___ Fragmento proporcionado

El recorrido por los estands culinarios revelaba una riqueza micogastronómica difícil de igualar. Los visitantes se congregaban para probar quesadillas de hongo azul, sopas de hongos variados, moles espesos con setas y sofritos preparados con hierbas de monte. Todo acompañado de maíces nativos, cuyas tortillas —algunas ceremoniales, adornadas con sellos mazahuas— se convertían en el soporte perfecto para la degustación. La experiencia no terminaba en la comida: el maridaje natural eran bebidas patrimoniales como el pulque local, fresco y espumoso, o el zende, una rara y deliciosa bebida fermentada de maíz, casi desconocida fuera de estas tierras.


Comer aquí no es solo saciar el apetito. Es un acto de comunión con el territorio y con una cultura que ha sabido guardar memoria en semillas, en recetas y en rituales. Cada platillo es testimonio de un equilibrio frágil entre bosque y comunidad, entre tradición y modernidad.

______

• **Objetivos**
A) Responde estas preguntas según el fragmento sobre los estands culinarios:
(i) ¿Con qué sellos estaban adornadas algunas tortillas ceremoniales?
(ii) ¿Qué tipo de bebida es el zende?
(iii) ¿Entre qué elementos se da el equilibrio frágil del que cada platillo es testimonio?
B) Prolonga el fragmento sobre los estands culinarios a partir de su última oración.

___ Datos proporcionados

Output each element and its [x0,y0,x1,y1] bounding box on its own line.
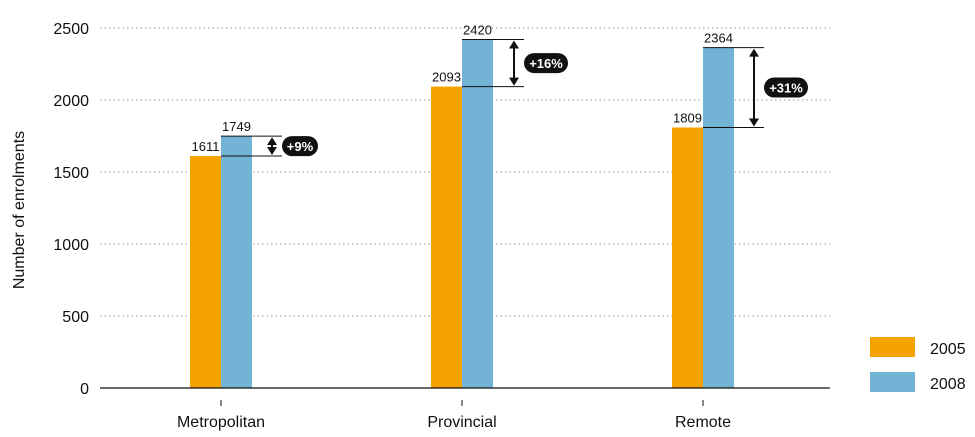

______

• **Respuestas por tarea**
A)
(i) Con sellos mazahuas.
(ii) Es una bebida fermentada de maíz, rara y deliciosa, casi desconocida fuera de esas tierras.
(iii) Entre bosque y comunidad, y entre tradición y modernidad.

B)
La feria es también un espacio de encuentro humano. Bajo las carpas y entre mesas de madera compartidas, se tienden lazos inesperados: un investigador conversa con una cocinera tradicional sobre la diferencia entre hongos comestibles y tóxicos; un visitante de la ciudad comparte tortillas con un grupo de jóvenes mazahuas que explican cómo aprendieron a bordar; una familia de turistas urbanos pregunta por el significado de los símbolos en las prendas bordadas que enmarcan con belleza el evento. La atmósfera es bohemia y distendida, más cercana a una tertulia cultural que a una feria comercial.


La sección de artesanías exhibía bordados mazahuas en manteles, blusas, joyería y servilletas, con figuras geométricas y cromatismos intensos que parecían dialogar con la diversidad de formas y colores de los hongos. Las manos que los hicieron —casi siempre manos de mujeres— cuentan en cada puntada una historia de identidad y de resistencia cultural.


La Feria Mazahua del Hongo es una muestra de cómo el turismo rural, bien concebido, puede convertirse en un vehículo para la preservación cultural y ambiental. No se trata solo de atraer visitantes, sino de poner en valor los conocimientos ecológicos tradicionales, crear economías alternativas y fortalecer la identidad comunitaria. En un país donde muchas veces el turismo significa homogeneizar y mercantilizar, aquí lo que ocurre es lo contrario: un reconocimiento de la singularidad y la riqueza que guarda cada territorio.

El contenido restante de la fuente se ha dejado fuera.